* EXERCISE PROMPT: Retype each record shown below, leaving every character as it is.

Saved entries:
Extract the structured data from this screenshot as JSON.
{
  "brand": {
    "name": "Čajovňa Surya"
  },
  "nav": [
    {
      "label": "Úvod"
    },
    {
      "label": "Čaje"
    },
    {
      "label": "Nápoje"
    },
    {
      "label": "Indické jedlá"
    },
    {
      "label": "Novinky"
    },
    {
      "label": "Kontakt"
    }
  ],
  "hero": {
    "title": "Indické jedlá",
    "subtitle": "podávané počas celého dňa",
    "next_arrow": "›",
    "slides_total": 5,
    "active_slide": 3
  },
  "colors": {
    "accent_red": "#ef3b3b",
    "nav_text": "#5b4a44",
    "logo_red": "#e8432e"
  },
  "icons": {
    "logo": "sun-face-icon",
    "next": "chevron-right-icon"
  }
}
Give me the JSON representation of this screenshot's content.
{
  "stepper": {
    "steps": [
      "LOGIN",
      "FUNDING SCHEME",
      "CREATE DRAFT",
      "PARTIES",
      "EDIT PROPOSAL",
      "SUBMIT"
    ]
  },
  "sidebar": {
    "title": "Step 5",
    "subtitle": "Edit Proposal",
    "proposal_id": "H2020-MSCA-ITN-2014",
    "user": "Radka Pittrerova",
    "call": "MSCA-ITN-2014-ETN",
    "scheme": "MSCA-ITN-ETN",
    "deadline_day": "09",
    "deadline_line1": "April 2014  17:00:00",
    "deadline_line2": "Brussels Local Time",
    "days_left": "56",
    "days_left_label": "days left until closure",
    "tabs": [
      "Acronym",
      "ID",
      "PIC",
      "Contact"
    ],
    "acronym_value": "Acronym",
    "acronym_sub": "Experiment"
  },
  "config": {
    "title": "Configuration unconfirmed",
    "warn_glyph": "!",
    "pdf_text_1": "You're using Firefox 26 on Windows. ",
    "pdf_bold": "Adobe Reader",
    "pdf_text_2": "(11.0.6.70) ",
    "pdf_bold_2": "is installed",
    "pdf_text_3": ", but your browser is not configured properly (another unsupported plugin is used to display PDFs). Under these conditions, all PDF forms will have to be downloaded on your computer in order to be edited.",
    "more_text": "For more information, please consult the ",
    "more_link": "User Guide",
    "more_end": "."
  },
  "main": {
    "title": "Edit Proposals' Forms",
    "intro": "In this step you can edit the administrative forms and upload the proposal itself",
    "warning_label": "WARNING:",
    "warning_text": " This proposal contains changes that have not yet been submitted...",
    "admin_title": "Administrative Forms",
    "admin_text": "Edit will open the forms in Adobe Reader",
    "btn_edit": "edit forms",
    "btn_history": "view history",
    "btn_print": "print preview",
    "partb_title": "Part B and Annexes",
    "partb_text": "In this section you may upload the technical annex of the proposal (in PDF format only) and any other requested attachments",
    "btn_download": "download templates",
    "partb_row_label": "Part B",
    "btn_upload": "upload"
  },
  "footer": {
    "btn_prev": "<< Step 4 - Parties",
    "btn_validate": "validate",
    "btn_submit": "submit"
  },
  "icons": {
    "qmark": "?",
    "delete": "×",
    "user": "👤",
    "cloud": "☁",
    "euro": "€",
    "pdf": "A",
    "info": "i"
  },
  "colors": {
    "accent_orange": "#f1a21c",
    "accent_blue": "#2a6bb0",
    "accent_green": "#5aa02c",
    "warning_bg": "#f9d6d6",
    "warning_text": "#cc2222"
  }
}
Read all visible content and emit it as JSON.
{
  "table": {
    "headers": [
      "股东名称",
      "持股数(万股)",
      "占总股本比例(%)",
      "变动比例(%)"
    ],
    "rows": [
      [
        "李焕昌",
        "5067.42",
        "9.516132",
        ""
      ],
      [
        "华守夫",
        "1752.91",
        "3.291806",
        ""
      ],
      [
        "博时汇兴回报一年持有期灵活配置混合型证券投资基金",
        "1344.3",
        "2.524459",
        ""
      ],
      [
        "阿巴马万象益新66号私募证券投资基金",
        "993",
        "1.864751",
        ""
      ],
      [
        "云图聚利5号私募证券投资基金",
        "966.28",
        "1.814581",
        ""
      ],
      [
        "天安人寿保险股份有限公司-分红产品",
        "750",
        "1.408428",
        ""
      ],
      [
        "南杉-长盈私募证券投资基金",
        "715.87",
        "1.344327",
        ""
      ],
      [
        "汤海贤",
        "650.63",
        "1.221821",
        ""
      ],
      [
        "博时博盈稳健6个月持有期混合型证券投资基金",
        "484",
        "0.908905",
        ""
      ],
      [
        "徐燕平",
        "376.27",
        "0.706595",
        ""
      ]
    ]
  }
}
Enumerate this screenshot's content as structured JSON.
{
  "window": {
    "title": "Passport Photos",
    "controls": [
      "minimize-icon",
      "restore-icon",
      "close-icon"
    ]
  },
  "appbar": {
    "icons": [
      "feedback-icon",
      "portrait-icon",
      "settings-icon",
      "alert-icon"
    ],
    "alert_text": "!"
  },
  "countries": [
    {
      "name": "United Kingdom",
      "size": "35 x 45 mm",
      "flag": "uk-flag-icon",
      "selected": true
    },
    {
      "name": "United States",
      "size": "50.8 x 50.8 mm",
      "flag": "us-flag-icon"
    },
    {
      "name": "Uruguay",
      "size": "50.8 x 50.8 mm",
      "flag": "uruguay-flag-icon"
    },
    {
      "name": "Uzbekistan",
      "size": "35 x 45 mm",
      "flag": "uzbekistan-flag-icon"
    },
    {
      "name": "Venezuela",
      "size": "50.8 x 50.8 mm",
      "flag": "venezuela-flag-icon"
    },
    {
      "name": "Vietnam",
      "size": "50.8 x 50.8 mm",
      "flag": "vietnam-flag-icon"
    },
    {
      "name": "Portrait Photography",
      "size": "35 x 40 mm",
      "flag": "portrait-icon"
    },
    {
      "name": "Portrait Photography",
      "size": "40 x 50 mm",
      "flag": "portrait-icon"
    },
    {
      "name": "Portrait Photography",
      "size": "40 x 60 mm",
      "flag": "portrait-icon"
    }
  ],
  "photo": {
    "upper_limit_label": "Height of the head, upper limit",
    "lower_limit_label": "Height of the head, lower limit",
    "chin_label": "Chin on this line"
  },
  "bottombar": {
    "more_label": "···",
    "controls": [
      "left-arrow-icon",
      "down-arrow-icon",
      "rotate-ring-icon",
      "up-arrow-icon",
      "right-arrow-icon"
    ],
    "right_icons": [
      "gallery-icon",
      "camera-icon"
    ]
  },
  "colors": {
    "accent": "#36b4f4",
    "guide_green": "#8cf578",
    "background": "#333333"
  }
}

* RESPONSE TO THE TASK:
Extract the structured data from this screenshot as JSON.
{
  "brand": {
    "name": "Čajovňa Surya"
  },
  "nav": [
    {
      "label": "Úvod"
    },
    {
      "label": "Čaje"
    },
    {
      "label": "Nápoje"
    },
    {
      "label": "Indické jedlá"
    },
    {
      "label": "Novinky"
    },
    {
      "label": "Kontakt"
    }
  ],
  "hero": {
    "title": "Indické jedlá",
    "subtitle": "podávané počas celého dňa",
    "next_arrow": "›",
    "slides_total": 5,
    "active_slide": 3
  },
  "colors": {
    "accent_red": "#ef3b3b",
    "nav_text": "#5b4a44",
    "logo_red": "#e8432e"
  },
  "icons": {
    "logo": "sun-face-icon",
    "next": "chevron-right-icon"
  }
}
Give me the JSON representation of this screenshot's content.
{
  "stepper": {
    "steps": [
      "LOGIN",
      "FUNDING SCHEME",
      "CREATE DRAFT",
      "PARTIES",
      "EDIT PROPOSAL",
      "SUBMIT"
    ]
  },
  "sidebar": {
    "title": "Step 5",
    "subtitle": "Edit Proposal",
    "proposal_id": "H2020-MSCA-ITN-2014",
    "user": "Radka Pittrerova",
    "call": "MSCA-ITN-2014-ETN",
    "scheme": "MSCA-ITN-ETN",
    "deadline_day": "09",
    "deadline_line1": "April 2014  17:00:00",
    "deadline_line2": "Brussels Local Time",
    "days_left": "56",
    "days_left_label": "days left until closure",
    "tabs": [
      "Acronym",
      "ID",
      "PIC",
      "Contact"
    ],
    "acronym_value": "Acronym",
    "acronym_sub": "Experiment"
  },
  "config": {
    "title": "Configuration unconfirmed",
    "warn_glyph": "!",
    "pdf_text_1": "You're using Firefox 26 on Windows. ",
    "pdf_bold": "Adobe Reader",
    "pdf_text_2": "(11.0.6.70) ",
    "pdf_bold_2": "is installed",
    "pdf_text_3": ", but your browser is not configured properly (another unsupported plugin is used to display PDFs). Under these conditions, all PDF forms will have to be downloaded on your computer in order to be edited.",
    "more_text": "For more information, please consult the ",
    "more_link": "User Guide",
    "more_end": "."
  },
  "main": {
    "title": "Edit Proposals' Forms",
    "intro": "In this step you can edit the administrative forms and upload the proposal itself",
    "warning_label": "WARNING:",
    "warning_text": " This proposal contains changes that have not yet been submitted...",
    "admin_title": "Administrative Forms",
    "admin_text": "Edit will open the forms in Adobe Reader",
    "btn_edit": "edit forms",
    "btn_history": "view history",
    "btn_print": "print preview",
    "partb_title": "Part B and Annexes",
    "partb_text": "In this section you may upload the technical annex of the proposal (in PDF format only) and any other requested attachments",
    "btn_download": "download templates",
    "partb_row_label": "Part B",
    "btn_upload": "upload"
  },
  "footer": {
    "btn_prev": "<< Step 4 - Parties",
    "btn_validate": "validate",
    "btn_submit": "submit"
  },
  "icons": {
    "qmark": "?",
    "delete": "×",
    "user": "👤",
    "cloud": "☁",
    "euro": "€",
    "pdf": "A",
    "info": "i"
  },
  "colors": {
    "accent_orange": "#f1a21c",
    "accent_blue": "#2a6bb0",
    "accent_green": "#5aa02c",
    "warning_bg": "#f9d6d6",
    "warning_text": "#cc2222"
  }
}
Read all visible content and emit it as JSON.
{
  "table": {
    "headers": [
      "股东名称",
      "持股数(万股)",
      "占总股本比例(%)",
      "变动比例(%)"
    ],
    "rows": [
      [
        "李焕昌",
        "5067.42",
        "9.516132",
        ""
      ],
      [
        "华守夫",
        "1752.91",
        "3.291806",
        ""
      ],
      [
        "博时汇兴回报一年持有期灵活配置混合型证券投资基金",
        "1344.3",
        "2.524459",
        ""
      ],
      [
        "阿巴马万象益新66号私募证券投资基金",
        "993",
        "1.864751",
        ""
      ],
      [
        "云图聚利5号私募证券投资基金",
        "966.28",
        "1.814581",
        ""
      ],
      [
        "天安人寿保险股份有限公司-分红产品",
        "750",
        "1.408428",
        ""
      ],
      [
        "南杉-长盈私募证券投资基金",
        "715.87",
        "1.344327",
        ""
      ],
      [
        "汤海贤",
        "650.63",
        "1.221821",
        ""
      ],
      [
        "博时博盈稳健6个月持有期混合型证券投资基金",
        "484",
        "0.908905",
        ""
      ],
      [
        "徐燕平",
        "376.27",
        "0.706595",
        ""
      ]
    ]
  }
}
Enumerate this screenshot's content as structured JSON.
{
  "window": {
    "title": "Passport Photos",
    "controls": [
      "minimize-icon",
      "restore-icon",
      "close-icon"
    ]
  },
  "appbar": {
    "icons": [
      "feedback-icon",
      "portrait-icon",
      "settings-icon",
      "alert-icon"
    ],
    "alert_text": "!"
  },
  "countries": [
    {
      "name": "United Kingdom",
      "size": "35 x 45 mm",
      "flag": "uk-flag-icon",
      "selected": true
    },
    {
      "name": "United States",
      "size": "50.8 x 50.8 mm",
      "flag": "us-flag-icon"
    },
    {
      "name": "Uruguay",
      "size": "50.8 x 50.8 mm",
      "flag": "uruguay-flag-icon"
    },
    {
      "name": "Uzbekistan",
      "size": "35 x 45 mm",
      "flag": "uzbekistan-flag-icon"
    },
    {
      "name": "Venezuela",
      "size": "50.8 x 50.8 mm",
      "flag": "venezuela-flag-icon"
    },
    {
      "name": "Vietnam",
      "size": "50.8 x 50.8 mm",
      "flag": "vietnam-flag-icon"
    },
    {
      "name": "Portrait Photography",
      "size": "35 x 40 mm",
      "flag": "portrait-icon"
    },
    {
      "name": "Portrait Photography",
      "size": "40 x 50 mm",
      "flag": "portrait-icon"
    },
    {
      "name": "Portrait Photography",
      "size": "40 x 60 mm",
      "flag": "portrait-icon"
    }
  ],
  "photo": {
    "upper_limit_label": "Height of the head, upper limit",
    "lower_limit_label": "Height of the head, lower limit",
    "chin_label": "Chin on this line"
  },
  "bottombar": {
    "more_label": "···",
    "controls": [
      "left-arrow-icon",
      "down-arrow-icon",
      "rotate-ring-icon",
      "up-arrow-icon",
      "right-arrow-icon"
    ],
    "right_icons": [
      "gallery-icon",
      "camera-icon"
    ]
  },
  "colors": {
    "accent": "#36b4f4",
    "guide_green": "#8cf578",
    "background": "#333333"
  }
}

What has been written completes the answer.